PROBLEM DESCRIPTION
Can you retype every record below exactly as written?

((

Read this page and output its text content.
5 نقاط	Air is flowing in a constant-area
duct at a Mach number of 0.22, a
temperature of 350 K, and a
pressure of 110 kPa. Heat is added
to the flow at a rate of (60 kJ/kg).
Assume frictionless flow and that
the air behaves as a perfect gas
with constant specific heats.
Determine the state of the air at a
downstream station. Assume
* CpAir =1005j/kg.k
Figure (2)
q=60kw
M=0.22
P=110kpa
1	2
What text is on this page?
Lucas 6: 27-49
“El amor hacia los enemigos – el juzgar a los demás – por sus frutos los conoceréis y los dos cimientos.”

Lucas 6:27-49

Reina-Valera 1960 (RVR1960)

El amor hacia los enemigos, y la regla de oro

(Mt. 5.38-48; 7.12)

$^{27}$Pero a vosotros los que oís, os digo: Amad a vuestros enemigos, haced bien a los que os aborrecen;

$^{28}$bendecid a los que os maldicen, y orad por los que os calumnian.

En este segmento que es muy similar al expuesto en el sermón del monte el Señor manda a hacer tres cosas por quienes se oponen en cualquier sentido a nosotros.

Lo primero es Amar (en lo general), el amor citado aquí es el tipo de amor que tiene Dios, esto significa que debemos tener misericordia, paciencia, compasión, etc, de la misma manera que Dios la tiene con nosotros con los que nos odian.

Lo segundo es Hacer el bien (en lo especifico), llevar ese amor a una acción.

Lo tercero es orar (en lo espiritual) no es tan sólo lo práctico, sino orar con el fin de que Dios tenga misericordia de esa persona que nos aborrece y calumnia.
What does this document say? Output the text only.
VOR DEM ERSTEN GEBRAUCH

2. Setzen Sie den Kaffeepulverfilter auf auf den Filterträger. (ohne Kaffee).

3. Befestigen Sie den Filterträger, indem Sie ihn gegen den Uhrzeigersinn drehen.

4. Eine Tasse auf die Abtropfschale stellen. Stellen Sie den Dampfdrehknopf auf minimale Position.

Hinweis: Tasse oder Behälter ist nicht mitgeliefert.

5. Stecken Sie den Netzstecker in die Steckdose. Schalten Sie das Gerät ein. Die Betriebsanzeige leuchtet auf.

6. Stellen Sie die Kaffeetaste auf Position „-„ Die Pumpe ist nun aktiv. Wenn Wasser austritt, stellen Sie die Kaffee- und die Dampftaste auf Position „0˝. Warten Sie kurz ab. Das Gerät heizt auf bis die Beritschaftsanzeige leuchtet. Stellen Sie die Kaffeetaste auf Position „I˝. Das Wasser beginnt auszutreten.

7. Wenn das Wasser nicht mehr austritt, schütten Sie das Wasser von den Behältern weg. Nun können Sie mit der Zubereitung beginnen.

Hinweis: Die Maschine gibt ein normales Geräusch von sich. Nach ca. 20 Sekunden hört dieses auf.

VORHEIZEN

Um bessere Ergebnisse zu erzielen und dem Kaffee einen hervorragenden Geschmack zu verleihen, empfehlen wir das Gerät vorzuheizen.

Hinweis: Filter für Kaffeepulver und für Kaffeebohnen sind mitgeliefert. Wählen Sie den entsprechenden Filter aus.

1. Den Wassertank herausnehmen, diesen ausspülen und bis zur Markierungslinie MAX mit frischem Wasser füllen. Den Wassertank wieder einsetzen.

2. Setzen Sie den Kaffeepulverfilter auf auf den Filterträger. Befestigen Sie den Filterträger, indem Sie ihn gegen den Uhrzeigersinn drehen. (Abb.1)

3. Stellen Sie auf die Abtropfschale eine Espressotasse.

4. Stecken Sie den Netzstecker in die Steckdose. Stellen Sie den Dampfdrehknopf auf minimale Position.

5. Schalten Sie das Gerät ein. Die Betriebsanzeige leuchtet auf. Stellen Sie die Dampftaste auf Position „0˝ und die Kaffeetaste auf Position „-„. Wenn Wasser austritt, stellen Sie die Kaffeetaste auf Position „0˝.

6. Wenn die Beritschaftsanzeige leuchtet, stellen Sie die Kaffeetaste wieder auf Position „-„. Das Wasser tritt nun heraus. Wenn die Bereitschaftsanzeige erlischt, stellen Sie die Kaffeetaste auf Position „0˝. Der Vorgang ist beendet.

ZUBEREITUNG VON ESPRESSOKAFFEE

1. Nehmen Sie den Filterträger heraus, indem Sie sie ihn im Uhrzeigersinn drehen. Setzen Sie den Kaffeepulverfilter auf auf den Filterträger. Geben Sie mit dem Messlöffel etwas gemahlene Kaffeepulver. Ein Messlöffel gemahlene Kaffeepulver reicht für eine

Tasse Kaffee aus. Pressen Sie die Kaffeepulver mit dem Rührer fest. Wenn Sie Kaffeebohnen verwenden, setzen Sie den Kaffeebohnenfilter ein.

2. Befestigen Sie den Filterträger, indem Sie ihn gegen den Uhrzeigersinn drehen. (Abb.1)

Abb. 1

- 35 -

))

SOLUTION FOR THIS TASK
Read this page and output its text content.
5 نقاط	Air is flowing in a constant-area
duct at a Mach number of 0.22, a
temperature of 350 K, and a
pressure of 110 kPa. Heat is added
to the flow at a rate of (60 kJ/kg).
Assume frictionless flow and that
the air behaves as a perfect gas
with constant specific heats.
Determine the state of the air at a
downstream station. Assume
* CpAir =1005j/kg.k
Figure (2)
q=60kw
M=0.22
P=110kpa
1	2
What text is on this page?
Lucas 6: 27-49
“El amor hacia los enemigos – el juzgar a los demás – por sus frutos los conoceréis y los dos cimientos.”

Lucas 6:27-49

Reina-Valera 1960 (RVR1960)

El amor hacia los enemigos, y la regla de oro

(Mt. 5.38-48; 7.12)

$^{27}$Pero a vosotros los que oís, os digo: Amad a vuestros enemigos, haced bien a los que os aborrecen;

$^{28}$bendecid a los que os maldicen, y orad por los que os calumnian.

En este segmento que es muy similar al expuesto en el sermón del monte el Señor manda a hacer tres cosas por quienes se oponen en cualquier sentido a nosotros.

Lo primero es Amar (en lo general), el amor citado aquí es el tipo de amor que tiene Dios, esto significa que debemos tener misericordia, paciencia, compasión, etc, de la misma manera que Dios la tiene con nosotros con los que nos odian.

Lo segundo es Hacer el bien (en lo especifico), llevar ese amor a una acción.

Lo tercero es orar (en lo espiritual) no es tan sólo lo práctico, sino orar con el fin de que Dios tenga misericordia de esa persona que nos aborrece y calumnia.
What does this document say? Output the text only.
VOR DEM ERSTEN GEBRAUCH

2. Setzen Sie den Kaffeepulverfilter auf auf den Filterträger. (ohne Kaffee).

3. Befestigen Sie den Filterträger, indem Sie ihn gegen den Uhrzeigersinn drehen.

4. Eine Tasse auf die Abtropfschale stellen. Stellen Sie den Dampfdrehknopf auf minimale Position.

Hinweis: Tasse oder Behälter ist nicht mitgeliefert.

5. Stecken Sie den Netzstecker in die Steckdose. Schalten Sie das Gerät ein. Die Betriebsanzeige leuchtet auf.

6. Stellen Sie die Kaffeetaste auf Position „-„ Die Pumpe ist nun aktiv. Wenn Wasser austritt, stellen Sie die Kaffee- und die Dampftaste auf Position „0˝. Warten Sie kurz ab. Das Gerät heizt auf bis die Beritschaftsanzeige leuchtet. Stellen Sie die Kaffeetaste auf Position „I˝. Das Wasser beginnt auszutreten.

7. Wenn das Wasser nicht mehr austritt, schütten Sie das Wasser von den Behältern weg. Nun können Sie mit der Zubereitung beginnen.

Hinweis: Die Maschine gibt ein normales Geräusch von sich. Nach ca. 20 Sekunden hört dieses auf.

VORHEIZEN

Um bessere Ergebnisse zu erzielen und dem Kaffee einen hervorragenden Geschmack zu verleihen, empfehlen wir das Gerät vorzuheizen.

Hinweis: Filter für Kaffeepulver und für Kaffeebohnen sind mitgeliefert. Wählen Sie den entsprechenden Filter aus.

1. Den Wassertank herausnehmen, diesen ausspülen und bis zur Markierungslinie MAX mit frischem Wasser füllen. Den Wassertank wieder einsetzen.

2. Setzen Sie den Kaffeepulverfilter auf auf den Filterträger. Befestigen Sie den Filterträger, indem Sie ihn gegen den Uhrzeigersinn drehen. (Abb.1)

3. Stellen Sie auf die Abtropfschale eine Espressotasse.

4. Stecken Sie den Netzstecker in die Steckdose. Stellen Sie den Dampfdrehknopf auf minimale Position.

5. Schalten Sie das Gerät ein. Die Betriebsanzeige leuchtet auf. Stellen Sie die Dampftaste auf Position „0˝ und die Kaffeetaste auf Position „-„. Wenn Wasser austritt, stellen Sie die Kaffeetaste auf Position „0˝.

6. Wenn die Beritschaftsanzeige leuchtet, stellen Sie die Kaffeetaste wieder auf Position „-„. Das Wasser tritt nun heraus. Wenn die Bereitschaftsanzeige erlischt, stellen Sie die Kaffeetaste auf Position „0˝. Der Vorgang ist beendet.

ZUBEREITUNG VON ESPRESSOKAFFEE

1. Nehmen Sie den Filterträger heraus, indem Sie sie ihn im Uhrzeigersinn drehen. Setzen Sie den Kaffeepulverfilter auf auf den Filterträger. Geben Sie mit dem Messlöffel etwas gemahlene Kaffeepulver. Ein Messlöffel gemahlene Kaffeepulver reicht für eine

Tasse Kaffee aus. Pressen Sie die Kaffeepulver mit dem Rührer fest. Wenn Sie Kaffeebohnen verwenden, setzen Sie den Kaffeebohnenfilter ein.

2. Befestigen Sie den Filterträger, indem Sie ihn gegen den Uhrzeigersinn drehen. (Abb.1)

Abb. 1

- 35 -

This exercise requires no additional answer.